▸ **Task**
Repeat what the lines below say, word for word, and skip every image.

•••••

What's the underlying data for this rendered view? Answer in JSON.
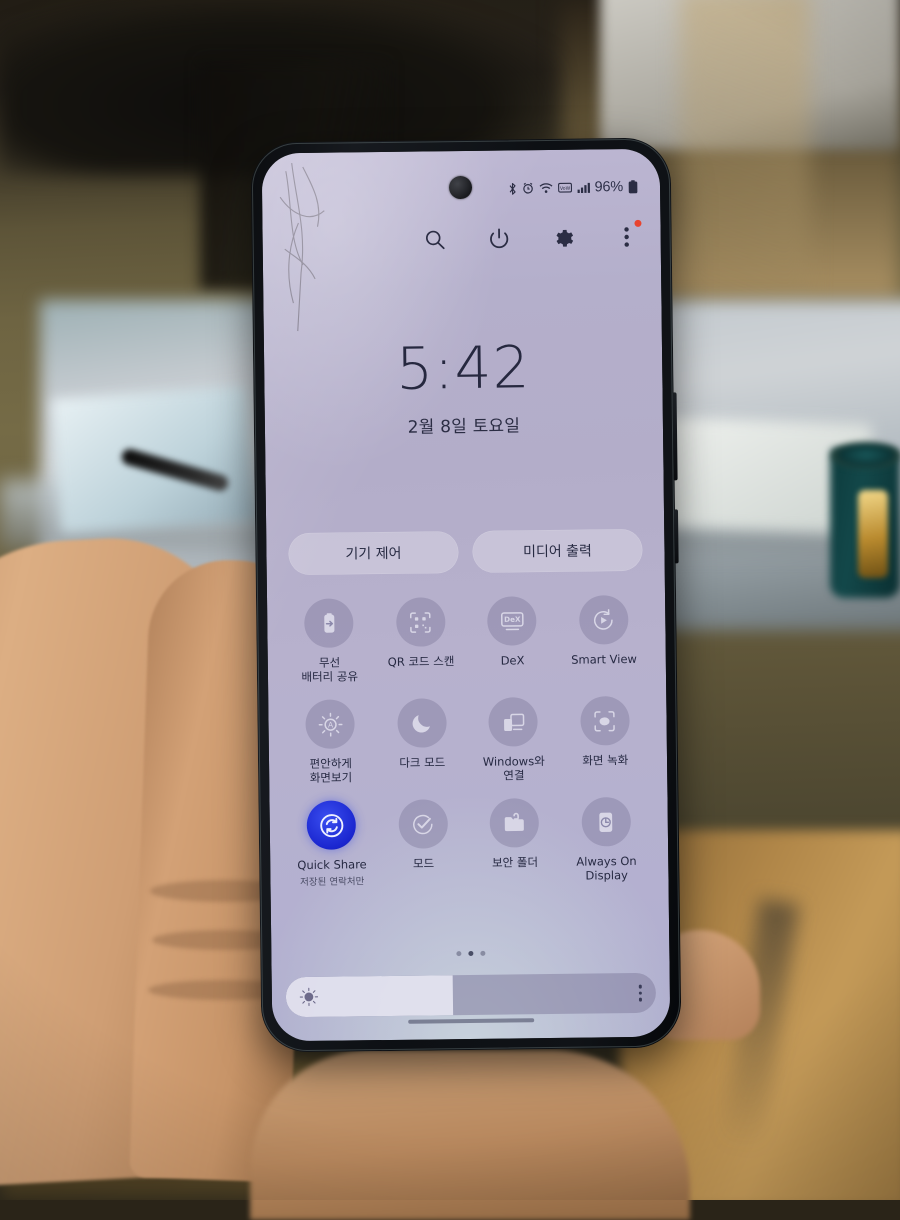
{
  "device": {
    "label": "samsung-galaxy-phone",
    "held_in_hand": true,
    "screen_cracked": true
  },
  "status_bar": {
    "icons": [
      "bluetooth-icon",
      "alarm-icon",
      "wifi-icon",
      "vowifi-icon",
      "signal-icon"
    ],
    "battery_percent": "96%"
  },
  "quick_panel": {
    "actions": [
      {
        "name": "search-icon",
        "label": "Search"
      },
      {
        "name": "power-icon",
        "label": "Power"
      },
      {
        "name": "settings-gear-icon",
        "label": "Settings"
      },
      {
        "name": "more-options-icon",
        "label": "More options",
        "badge": true
      }
    ],
    "clock": {
      "time": "5:42",
      "date": "2월 8일 토요일"
    },
    "pills": [
      {
        "label": "기기 제어",
        "name": "device-control-button"
      },
      {
        "label": "미디어 출력",
        "name": "media-output-button"
      }
    ],
    "tiles": [
      {
        "label": "무선\n배터리 공유",
        "icon": "wireless-power-share-icon",
        "on": false
      },
      {
        "label": "QR 코드 스캔",
        "icon": "qr-code-scan-icon",
        "on": false
      },
      {
        "label": "DeX",
        "icon": "dex-icon",
        "on": false
      },
      {
        "label": "Smart View",
        "icon": "smart-view-icon",
        "on": false
      },
      {
        "label": "편안하게\n화면보기",
        "icon": "eye-comfort-shield-icon",
        "on": false
      },
      {
        "label": "다크 모드",
        "icon": "dark-mode-moon-icon",
        "on": false
      },
      {
        "label": "Windows와\n연결",
        "icon": "link-to-windows-icon",
        "on": false
      },
      {
        "label": "화면 녹화",
        "icon": "screen-recorder-icon",
        "on": false
      },
      {
        "label": "Quick Share",
        "sublabel": "저장된 연락처만",
        "icon": "quick-share-icon",
        "on": true
      },
      {
        "label": "모드",
        "icon": "modes-icon",
        "on": false
      },
      {
        "label": "보안 폴더",
        "icon": "secure-folder-icon",
        "on": false
      },
      {
        "label": "Always On\nDisplay",
        "icon": "always-on-display-icon",
        "on": false
      }
    ],
    "page_dots": {
      "count": 3,
      "active_index": 1
    },
    "brightness": {
      "percent": 45,
      "icon": "brightness-sun-icon",
      "more_icon": "brightness-more-icon"
    }
  },
  "colors": {
    "screen_background": "#b4afcb",
    "accent_active": "#1a26cf",
    "text_primary": "#26283f",
    "tile_inactive": "rgba(122,118,152,0.40)",
    "badge_red": "#e8442f"
  }
}
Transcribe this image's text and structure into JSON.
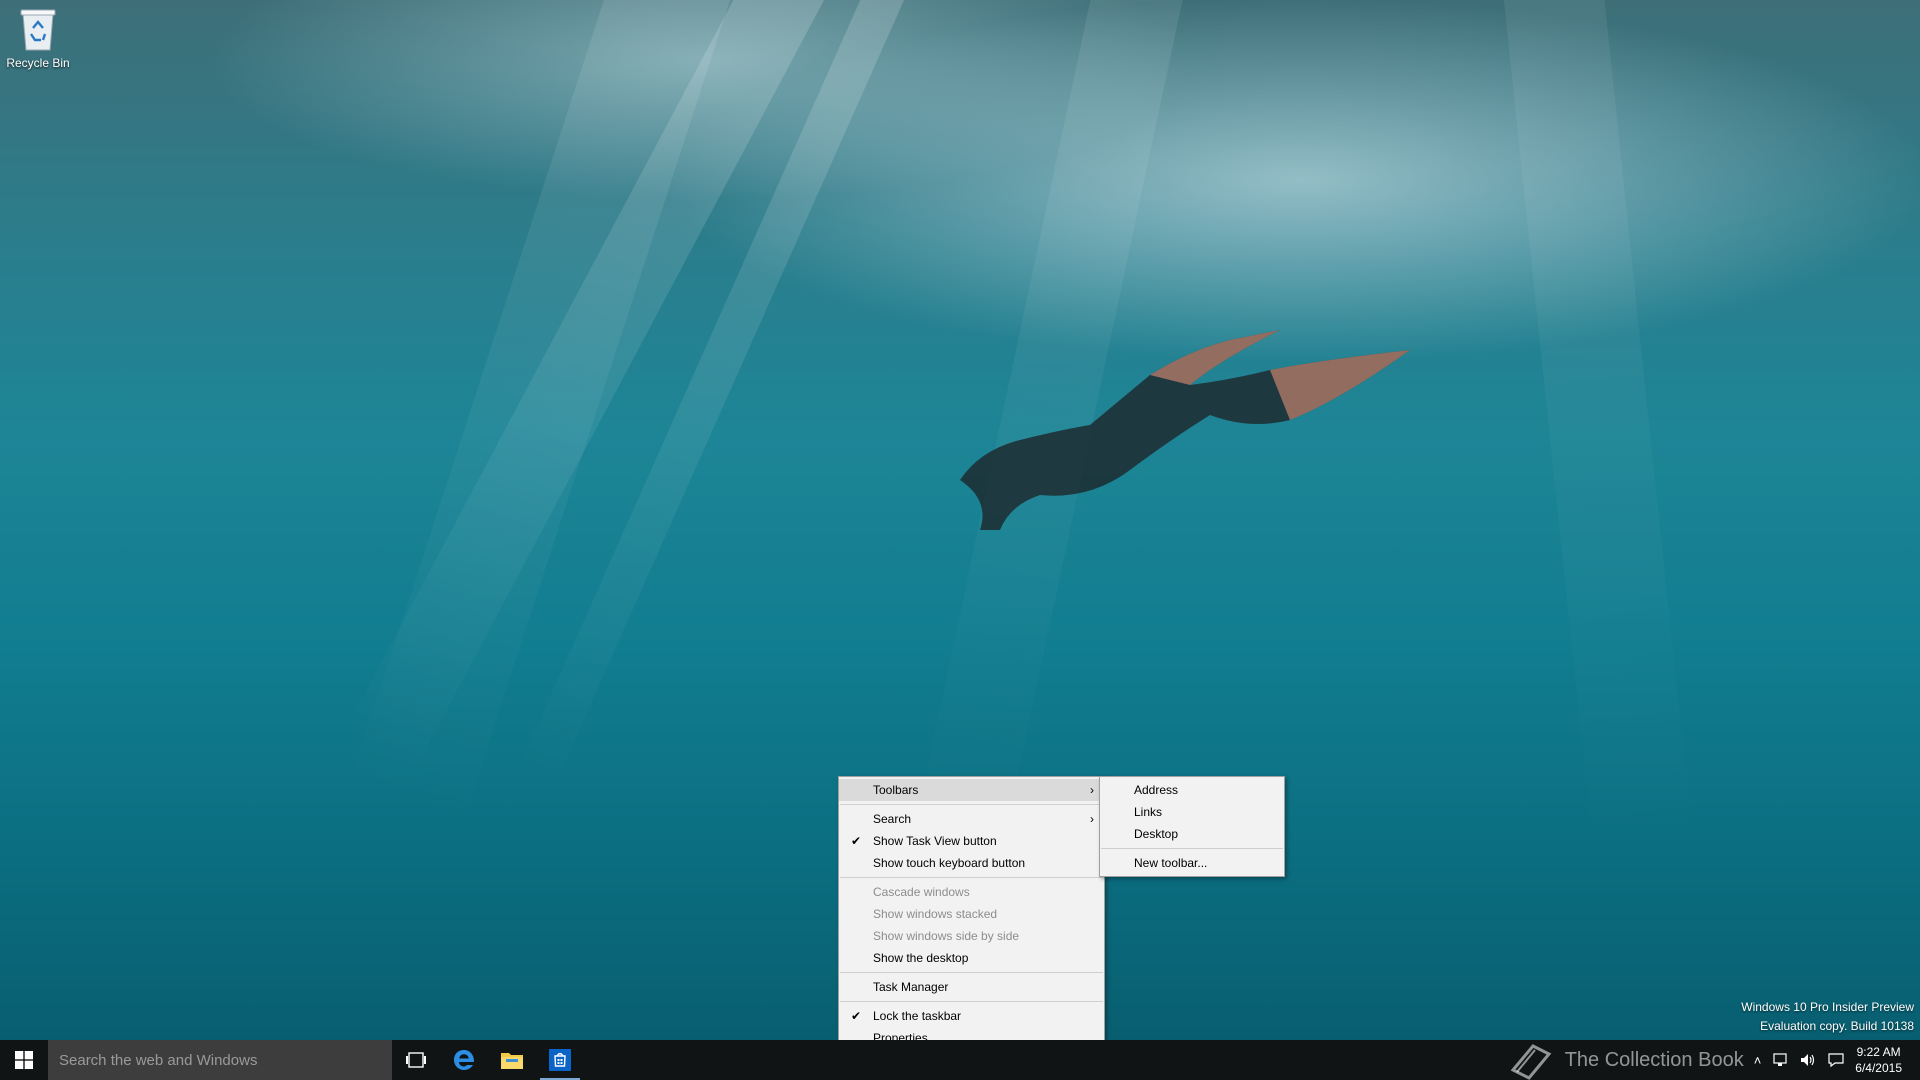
{
  "desktop": {
    "icons": [
      {
        "label": "Recycle Bin",
        "icon": "recycle-bin-icon"
      }
    ],
    "watermark": {
      "line1": "Windows 10 Pro Insider Preview",
      "line2": "Evaluation copy. Build 10138"
    },
    "brand_watermark": "The Collection Book"
  },
  "taskbar": {
    "search_placeholder": "Search the web and Windows",
    "apps": [
      {
        "name": "Task View",
        "icon": "task-view-icon"
      },
      {
        "name": "Microsoft Edge",
        "icon": "edge-icon"
      },
      {
        "name": "File Explorer",
        "icon": "folder-icon"
      },
      {
        "name": "Store",
        "icon": "store-icon"
      }
    ],
    "tray": {
      "time": "9:22 AM",
      "date": "6/4/2015"
    }
  },
  "context_menu": {
    "items": [
      {
        "label": "Toolbars",
        "submenu": true,
        "highlighted": true
      },
      {
        "label": "Search",
        "submenu": true
      },
      {
        "label": "Show Task View button",
        "checked": true
      },
      {
        "label": "Show touch keyboard button"
      },
      {
        "label": "Cascade windows",
        "disabled": true
      },
      {
        "label": "Show windows stacked",
        "disabled": true
      },
      {
        "label": "Show windows side by side",
        "disabled": true
      },
      {
        "label": "Show the desktop"
      },
      {
        "label": "Task Manager"
      },
      {
        "label": "Lock the taskbar",
        "checked": true
      },
      {
        "label": "Properties"
      }
    ],
    "toolbars_submenu": [
      {
        "label": "Address"
      },
      {
        "label": "Links"
      },
      {
        "label": "Desktop"
      },
      {
        "label": "New toolbar..."
      }
    ]
  },
  "colors": {
    "taskbar": "#101415",
    "search_box": "#3d3d3d",
    "menu_bg": "#f2f2f2",
    "menu_highlight": "#dadada",
    "accent": "#7aa9d6"
  }
}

•••••

▸ **Written response**
What's the underlying data for this rendered view? Answer in JSON.
{
  "device": {
    "label": "samsung-galaxy-phone",
    "held_in_hand": true,
    "screen_cracked": true
  },
  "status_bar": {
    "icons": [
      "bluetooth-icon",
      "alarm-icon",
      "wifi-icon",
      "vowifi-icon",
      "signal-icon"
    ],
    "battery_percent": "96%"
  },
  "quick_panel": {
    "actions": [
      {
        "name": "search-icon",
        "label": "Search"
      },
      {
        "name": "power-icon",
        "label": "Power"
      },
      {
        "name": "settings-gear-icon",
        "label": "Settings"
      },
      {
        "name": "more-options-icon",
        "label": "More options",
        "badge": true
      }
    ],
    "clock": {
      "time": "5:42",
      "date": "2월 8일 토요일"
    },
    "pills": [
      {
        "label": "기기 제어",
        "name": "device-control-button"
      },
      {
        "label": "미디어 출력",
        "name": "media-output-button"
      }
    ],
    "tiles": [
      {
        "label": "무선\n배터리 공유",
        "icon": "wireless-power-share-icon",
        "on": false
      },
      {
        "label": "QR 코드 스캔",
        "icon": "qr-code-scan-icon",
        "on": false
      },
      {
        "label": "DeX",
        "icon": "dex-icon",
        "on": false
      },
      {
        "label": "Smart View",
        "icon": "smart-view-icon",
        "on": false
      },
      {
        "label": "편안하게\n화면보기",
        "icon": "eye-comfort-shield-icon",
        "on": false
      },
      {
        "label": "다크 모드",
        "icon": "dark-mode-moon-icon",
        "on": false
      },
      {
        "label": "Windows와\n연결",
        "icon": "link-to-windows-icon",
        "on": false
      },
      {
        "label": "화면 녹화",
        "icon": "screen-recorder-icon",
        "on": false
      },
      {
        "label": "Quick Share",
        "sublabel": "저장된 연락처만",
        "icon": "quick-share-icon",
        "on": true
      },
      {
        "label": "모드",
        "icon": "modes-icon",
        "on": false
      },
      {
        "label": "보안 폴더",
        "icon": "secure-folder-icon",
        "on": false
      },
      {
        "label": "Always On\nDisplay",
        "icon": "always-on-display-icon",
        "on": false
      }
    ],
    "page_dots": {
      "count": 3,
      "active_index": 1
    },
    "brightness": {
      "percent": 45,
      "icon": "brightness-sun-icon",
      "more_icon": "brightness-more-icon"
    }
  },
  "colors": {
    "screen_background": "#b4afcb",
    "accent_active": "#1a26cf",
    "text_primary": "#26283f",
    "tile_inactive": "rgba(122,118,152,0.40)",
    "badge_red": "#e8442f"
  }
}
Transcribe this image's text and structure into JSON.
{
  "desktop": {
    "icons": [
      {
        "label": "Recycle Bin",
        "icon": "recycle-bin-icon"
      }
    ],
    "watermark": {
      "line1": "Windows 10 Pro Insider Preview",
      "line2": "Evaluation copy. Build 10138"
    },
    "brand_watermark": "The Collection Book"
  },
  "taskbar": {
    "search_placeholder": "Search the web and Windows",
    "apps": [
      {
        "name": "Task View",
        "icon": "task-view-icon"
      },
      {
        "name": "Microsoft Edge",
        "icon": "edge-icon"
      },
      {
        "name": "File Explorer",
        "icon": "folder-icon"
      },
      {
        "name": "Store",
        "icon": "store-icon"
      }
    ],
    "tray": {
      "time": "9:22 AM",
      "date": "6/4/2015"
    }
  },
  "context_menu": {
    "items": [
      {
        "label": "Toolbars",
        "submenu": true,
        "highlighted": true
      },
      {
        "label": "Search",
        "submenu": true
      },
      {
        "label": "Show Task View button",
        "checked": true
      },
      {
        "label": "Show touch keyboard button"
      },
      {
        "label": "Cascade windows",
        "disabled": true
      },
      {
        "label": "Show windows stacked",
        "disabled": true
      },
      {
        "label": "Show windows side by side",
        "disabled": true
      },
      {
        "label": "Show the desktop"
      },
      {
        "label": "Task Manager"
      },
      {
        "label": "Lock the taskbar",
        "checked": true
      },
      {
        "label": "Properties"
      }
    ],
    "toolbars_submenu": [
      {
        "label": "Address"
      },
      {
        "label": "Links"
      },
      {
        "label": "Desktop"
      },
      {
        "label": "New toolbar..."
      }
    ]
  },
  "colors": {
    "taskbar": "#101415",
    "search_box": "#3d3d3d",
    "menu_bg": "#f2f2f2",
    "menu_highlight": "#dadada",
    "accent": "#7aa9d6"
  }
}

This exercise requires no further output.